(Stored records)
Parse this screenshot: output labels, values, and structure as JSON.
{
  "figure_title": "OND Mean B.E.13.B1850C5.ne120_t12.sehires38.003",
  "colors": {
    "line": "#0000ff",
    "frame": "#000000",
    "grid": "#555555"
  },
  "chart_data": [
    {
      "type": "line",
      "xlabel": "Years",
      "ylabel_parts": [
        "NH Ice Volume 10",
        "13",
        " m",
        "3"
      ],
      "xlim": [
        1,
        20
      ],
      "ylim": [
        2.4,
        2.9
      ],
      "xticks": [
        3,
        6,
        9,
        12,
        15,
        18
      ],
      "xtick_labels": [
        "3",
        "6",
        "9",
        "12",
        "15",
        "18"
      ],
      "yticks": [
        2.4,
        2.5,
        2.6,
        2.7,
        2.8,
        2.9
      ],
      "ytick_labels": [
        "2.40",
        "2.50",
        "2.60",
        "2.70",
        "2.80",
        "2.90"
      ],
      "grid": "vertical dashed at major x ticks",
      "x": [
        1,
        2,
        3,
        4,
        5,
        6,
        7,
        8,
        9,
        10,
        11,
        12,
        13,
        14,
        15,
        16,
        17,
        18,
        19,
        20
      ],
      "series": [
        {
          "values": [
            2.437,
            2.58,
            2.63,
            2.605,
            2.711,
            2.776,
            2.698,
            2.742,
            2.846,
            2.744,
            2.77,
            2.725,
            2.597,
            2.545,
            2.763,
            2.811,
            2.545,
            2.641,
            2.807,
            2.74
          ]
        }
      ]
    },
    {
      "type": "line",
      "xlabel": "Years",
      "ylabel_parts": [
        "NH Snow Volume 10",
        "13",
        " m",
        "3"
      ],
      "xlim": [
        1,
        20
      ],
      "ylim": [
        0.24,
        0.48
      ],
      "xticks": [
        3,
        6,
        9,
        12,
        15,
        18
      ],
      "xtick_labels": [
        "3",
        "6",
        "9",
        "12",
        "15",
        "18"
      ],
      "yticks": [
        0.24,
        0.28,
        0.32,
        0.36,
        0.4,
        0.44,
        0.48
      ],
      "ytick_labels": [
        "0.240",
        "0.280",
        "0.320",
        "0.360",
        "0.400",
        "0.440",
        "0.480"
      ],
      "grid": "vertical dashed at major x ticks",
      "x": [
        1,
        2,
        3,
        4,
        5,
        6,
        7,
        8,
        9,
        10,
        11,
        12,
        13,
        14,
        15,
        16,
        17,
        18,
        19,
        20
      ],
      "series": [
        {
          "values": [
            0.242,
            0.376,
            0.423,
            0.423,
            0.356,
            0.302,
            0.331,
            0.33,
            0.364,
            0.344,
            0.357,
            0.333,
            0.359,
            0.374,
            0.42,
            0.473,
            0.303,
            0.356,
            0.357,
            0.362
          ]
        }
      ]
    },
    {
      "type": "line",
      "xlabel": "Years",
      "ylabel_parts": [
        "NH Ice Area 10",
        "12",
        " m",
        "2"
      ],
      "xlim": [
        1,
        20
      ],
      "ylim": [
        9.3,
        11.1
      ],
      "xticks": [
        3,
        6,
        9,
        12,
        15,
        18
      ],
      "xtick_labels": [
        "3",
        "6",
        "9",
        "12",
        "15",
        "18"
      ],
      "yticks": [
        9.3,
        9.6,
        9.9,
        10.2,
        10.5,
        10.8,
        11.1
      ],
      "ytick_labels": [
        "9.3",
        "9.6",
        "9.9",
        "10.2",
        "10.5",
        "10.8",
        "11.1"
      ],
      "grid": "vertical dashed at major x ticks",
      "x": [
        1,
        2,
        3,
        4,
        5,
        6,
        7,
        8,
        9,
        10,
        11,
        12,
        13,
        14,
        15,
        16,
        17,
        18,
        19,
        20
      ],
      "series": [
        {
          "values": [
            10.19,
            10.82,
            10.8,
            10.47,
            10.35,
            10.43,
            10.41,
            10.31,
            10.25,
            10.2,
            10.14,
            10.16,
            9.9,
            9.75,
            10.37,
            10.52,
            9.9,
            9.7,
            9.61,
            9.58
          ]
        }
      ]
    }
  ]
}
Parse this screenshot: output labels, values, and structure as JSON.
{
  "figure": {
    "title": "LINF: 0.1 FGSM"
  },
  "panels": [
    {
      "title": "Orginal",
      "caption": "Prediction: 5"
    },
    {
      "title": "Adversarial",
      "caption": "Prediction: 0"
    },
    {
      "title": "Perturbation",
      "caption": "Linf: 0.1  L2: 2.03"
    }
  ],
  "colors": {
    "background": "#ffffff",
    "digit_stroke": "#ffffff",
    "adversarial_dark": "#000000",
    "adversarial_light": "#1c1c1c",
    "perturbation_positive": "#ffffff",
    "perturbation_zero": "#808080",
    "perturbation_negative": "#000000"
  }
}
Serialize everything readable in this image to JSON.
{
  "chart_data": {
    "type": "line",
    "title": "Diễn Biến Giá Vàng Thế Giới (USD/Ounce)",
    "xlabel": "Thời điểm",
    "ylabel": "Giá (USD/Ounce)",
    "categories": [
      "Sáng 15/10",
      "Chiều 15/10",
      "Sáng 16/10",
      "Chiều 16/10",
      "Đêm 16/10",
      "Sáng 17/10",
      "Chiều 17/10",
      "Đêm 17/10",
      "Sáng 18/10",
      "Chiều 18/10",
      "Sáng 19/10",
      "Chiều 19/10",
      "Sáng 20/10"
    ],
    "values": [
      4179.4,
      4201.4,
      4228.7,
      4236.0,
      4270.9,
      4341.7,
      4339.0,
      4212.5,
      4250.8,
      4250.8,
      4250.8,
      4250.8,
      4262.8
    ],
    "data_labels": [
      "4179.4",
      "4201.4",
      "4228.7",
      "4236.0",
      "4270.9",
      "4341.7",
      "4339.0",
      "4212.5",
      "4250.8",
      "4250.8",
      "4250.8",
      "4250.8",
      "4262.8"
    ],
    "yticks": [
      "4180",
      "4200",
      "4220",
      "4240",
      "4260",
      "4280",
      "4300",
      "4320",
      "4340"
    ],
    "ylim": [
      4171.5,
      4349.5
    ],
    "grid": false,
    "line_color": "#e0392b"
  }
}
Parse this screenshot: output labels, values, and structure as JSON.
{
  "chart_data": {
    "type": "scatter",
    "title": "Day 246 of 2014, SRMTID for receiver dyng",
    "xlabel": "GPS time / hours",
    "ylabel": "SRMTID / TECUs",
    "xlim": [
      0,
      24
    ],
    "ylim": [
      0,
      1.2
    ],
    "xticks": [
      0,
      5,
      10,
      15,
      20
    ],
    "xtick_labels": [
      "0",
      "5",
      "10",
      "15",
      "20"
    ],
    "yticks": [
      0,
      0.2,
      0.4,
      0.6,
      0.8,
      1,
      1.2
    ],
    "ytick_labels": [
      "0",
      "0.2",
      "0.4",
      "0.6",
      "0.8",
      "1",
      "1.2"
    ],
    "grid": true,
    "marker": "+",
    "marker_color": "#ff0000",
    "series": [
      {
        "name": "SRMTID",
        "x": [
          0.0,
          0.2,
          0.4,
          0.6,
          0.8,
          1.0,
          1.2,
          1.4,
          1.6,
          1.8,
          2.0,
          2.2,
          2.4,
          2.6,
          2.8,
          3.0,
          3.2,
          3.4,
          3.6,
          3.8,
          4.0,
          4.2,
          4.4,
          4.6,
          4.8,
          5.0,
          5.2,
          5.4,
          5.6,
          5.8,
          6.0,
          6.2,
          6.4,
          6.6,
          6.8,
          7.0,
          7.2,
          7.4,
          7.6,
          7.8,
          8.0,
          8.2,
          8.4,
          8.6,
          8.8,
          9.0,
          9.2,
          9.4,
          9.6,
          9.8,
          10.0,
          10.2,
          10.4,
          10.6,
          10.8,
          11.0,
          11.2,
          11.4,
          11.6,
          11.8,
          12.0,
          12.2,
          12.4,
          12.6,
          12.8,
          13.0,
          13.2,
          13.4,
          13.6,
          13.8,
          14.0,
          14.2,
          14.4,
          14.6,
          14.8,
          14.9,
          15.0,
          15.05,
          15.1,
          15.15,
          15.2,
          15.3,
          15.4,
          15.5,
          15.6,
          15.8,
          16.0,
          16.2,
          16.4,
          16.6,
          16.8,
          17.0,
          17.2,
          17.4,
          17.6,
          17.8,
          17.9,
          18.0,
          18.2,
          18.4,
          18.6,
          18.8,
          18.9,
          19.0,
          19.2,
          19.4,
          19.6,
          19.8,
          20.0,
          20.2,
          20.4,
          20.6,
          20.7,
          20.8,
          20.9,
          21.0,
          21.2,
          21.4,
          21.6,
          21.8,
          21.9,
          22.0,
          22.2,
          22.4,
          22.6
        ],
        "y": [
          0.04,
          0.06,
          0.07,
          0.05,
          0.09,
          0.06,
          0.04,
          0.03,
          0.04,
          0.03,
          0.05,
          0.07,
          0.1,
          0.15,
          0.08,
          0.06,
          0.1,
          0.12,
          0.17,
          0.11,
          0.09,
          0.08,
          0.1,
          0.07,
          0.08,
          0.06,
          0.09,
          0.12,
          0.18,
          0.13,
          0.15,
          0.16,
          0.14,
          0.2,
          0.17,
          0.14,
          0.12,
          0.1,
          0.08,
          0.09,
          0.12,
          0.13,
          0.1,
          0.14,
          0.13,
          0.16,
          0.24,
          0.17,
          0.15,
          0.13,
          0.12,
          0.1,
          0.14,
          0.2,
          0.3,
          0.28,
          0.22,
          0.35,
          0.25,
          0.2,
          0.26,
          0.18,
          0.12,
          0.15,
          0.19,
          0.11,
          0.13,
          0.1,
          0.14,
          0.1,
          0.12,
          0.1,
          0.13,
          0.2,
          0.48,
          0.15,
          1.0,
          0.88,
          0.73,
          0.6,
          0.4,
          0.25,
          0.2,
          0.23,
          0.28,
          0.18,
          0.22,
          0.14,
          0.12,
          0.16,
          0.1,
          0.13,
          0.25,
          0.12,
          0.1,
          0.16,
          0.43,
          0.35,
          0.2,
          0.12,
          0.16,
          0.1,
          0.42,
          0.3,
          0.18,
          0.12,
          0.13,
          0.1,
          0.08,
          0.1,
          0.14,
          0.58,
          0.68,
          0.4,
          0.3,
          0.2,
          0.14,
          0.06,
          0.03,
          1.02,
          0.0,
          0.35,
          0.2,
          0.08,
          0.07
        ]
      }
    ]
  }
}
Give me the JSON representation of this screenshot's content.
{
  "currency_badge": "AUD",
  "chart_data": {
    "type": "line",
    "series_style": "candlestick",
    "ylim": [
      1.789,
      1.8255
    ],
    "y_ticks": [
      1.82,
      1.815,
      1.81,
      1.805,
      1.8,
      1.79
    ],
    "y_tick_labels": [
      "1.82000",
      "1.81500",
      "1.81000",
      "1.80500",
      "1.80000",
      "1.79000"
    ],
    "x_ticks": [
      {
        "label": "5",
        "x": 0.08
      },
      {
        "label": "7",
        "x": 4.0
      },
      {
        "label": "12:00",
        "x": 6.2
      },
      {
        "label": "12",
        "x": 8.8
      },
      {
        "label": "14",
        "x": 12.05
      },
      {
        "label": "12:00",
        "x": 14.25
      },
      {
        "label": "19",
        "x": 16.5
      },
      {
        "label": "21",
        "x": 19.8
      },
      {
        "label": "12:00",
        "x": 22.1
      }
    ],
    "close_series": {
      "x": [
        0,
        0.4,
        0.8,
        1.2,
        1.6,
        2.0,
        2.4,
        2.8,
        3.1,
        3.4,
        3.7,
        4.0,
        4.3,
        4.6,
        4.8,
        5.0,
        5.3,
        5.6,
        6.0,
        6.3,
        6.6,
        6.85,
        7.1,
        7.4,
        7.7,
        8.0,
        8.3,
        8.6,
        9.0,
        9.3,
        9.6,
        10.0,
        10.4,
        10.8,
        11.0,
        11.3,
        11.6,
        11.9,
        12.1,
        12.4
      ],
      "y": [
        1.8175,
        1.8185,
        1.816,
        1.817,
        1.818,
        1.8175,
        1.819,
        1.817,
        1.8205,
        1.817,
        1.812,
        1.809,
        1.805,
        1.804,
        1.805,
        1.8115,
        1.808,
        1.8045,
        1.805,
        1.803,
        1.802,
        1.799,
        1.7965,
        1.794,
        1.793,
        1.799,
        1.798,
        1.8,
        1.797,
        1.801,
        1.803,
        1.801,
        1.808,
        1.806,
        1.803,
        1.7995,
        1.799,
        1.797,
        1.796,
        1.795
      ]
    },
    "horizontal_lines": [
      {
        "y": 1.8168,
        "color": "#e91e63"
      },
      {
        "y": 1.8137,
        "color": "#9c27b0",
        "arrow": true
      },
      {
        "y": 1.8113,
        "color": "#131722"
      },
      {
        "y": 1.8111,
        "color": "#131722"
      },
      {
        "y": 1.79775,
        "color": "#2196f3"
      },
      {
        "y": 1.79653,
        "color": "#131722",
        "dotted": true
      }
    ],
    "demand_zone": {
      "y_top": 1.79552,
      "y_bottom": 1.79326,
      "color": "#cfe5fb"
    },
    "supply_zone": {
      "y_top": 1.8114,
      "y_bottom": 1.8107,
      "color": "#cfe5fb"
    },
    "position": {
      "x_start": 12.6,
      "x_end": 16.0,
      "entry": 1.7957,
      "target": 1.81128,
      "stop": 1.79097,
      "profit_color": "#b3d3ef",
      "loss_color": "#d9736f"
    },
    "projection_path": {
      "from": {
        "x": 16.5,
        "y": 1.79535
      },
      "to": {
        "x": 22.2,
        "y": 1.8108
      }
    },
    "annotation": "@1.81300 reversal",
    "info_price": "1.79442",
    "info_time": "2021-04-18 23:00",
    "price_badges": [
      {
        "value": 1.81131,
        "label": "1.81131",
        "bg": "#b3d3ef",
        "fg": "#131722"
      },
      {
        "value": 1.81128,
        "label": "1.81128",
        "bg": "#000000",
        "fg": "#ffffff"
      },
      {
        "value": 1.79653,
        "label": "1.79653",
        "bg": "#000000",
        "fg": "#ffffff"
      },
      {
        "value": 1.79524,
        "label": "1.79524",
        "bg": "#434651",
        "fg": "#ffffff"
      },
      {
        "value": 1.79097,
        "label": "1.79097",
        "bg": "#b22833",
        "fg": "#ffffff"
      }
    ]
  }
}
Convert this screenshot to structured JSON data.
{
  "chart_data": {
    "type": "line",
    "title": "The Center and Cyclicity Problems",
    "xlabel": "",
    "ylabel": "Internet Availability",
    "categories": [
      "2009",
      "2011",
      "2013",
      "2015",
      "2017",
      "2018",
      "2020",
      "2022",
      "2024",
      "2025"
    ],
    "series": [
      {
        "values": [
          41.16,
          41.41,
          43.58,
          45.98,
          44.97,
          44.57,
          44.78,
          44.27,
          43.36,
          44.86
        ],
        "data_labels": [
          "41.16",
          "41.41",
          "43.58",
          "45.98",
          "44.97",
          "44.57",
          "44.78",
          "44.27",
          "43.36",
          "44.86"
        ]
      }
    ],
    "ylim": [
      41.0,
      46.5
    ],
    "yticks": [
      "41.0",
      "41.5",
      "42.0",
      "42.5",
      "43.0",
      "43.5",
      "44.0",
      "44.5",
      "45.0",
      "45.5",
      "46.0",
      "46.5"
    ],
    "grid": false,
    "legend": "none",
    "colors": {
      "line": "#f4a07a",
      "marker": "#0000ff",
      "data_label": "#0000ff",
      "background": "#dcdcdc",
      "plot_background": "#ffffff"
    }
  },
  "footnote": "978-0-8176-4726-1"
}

**Short exercise**.
In the entries above, count each line holding "Sáng" and report the total and nothing more.

**Answer below**.
6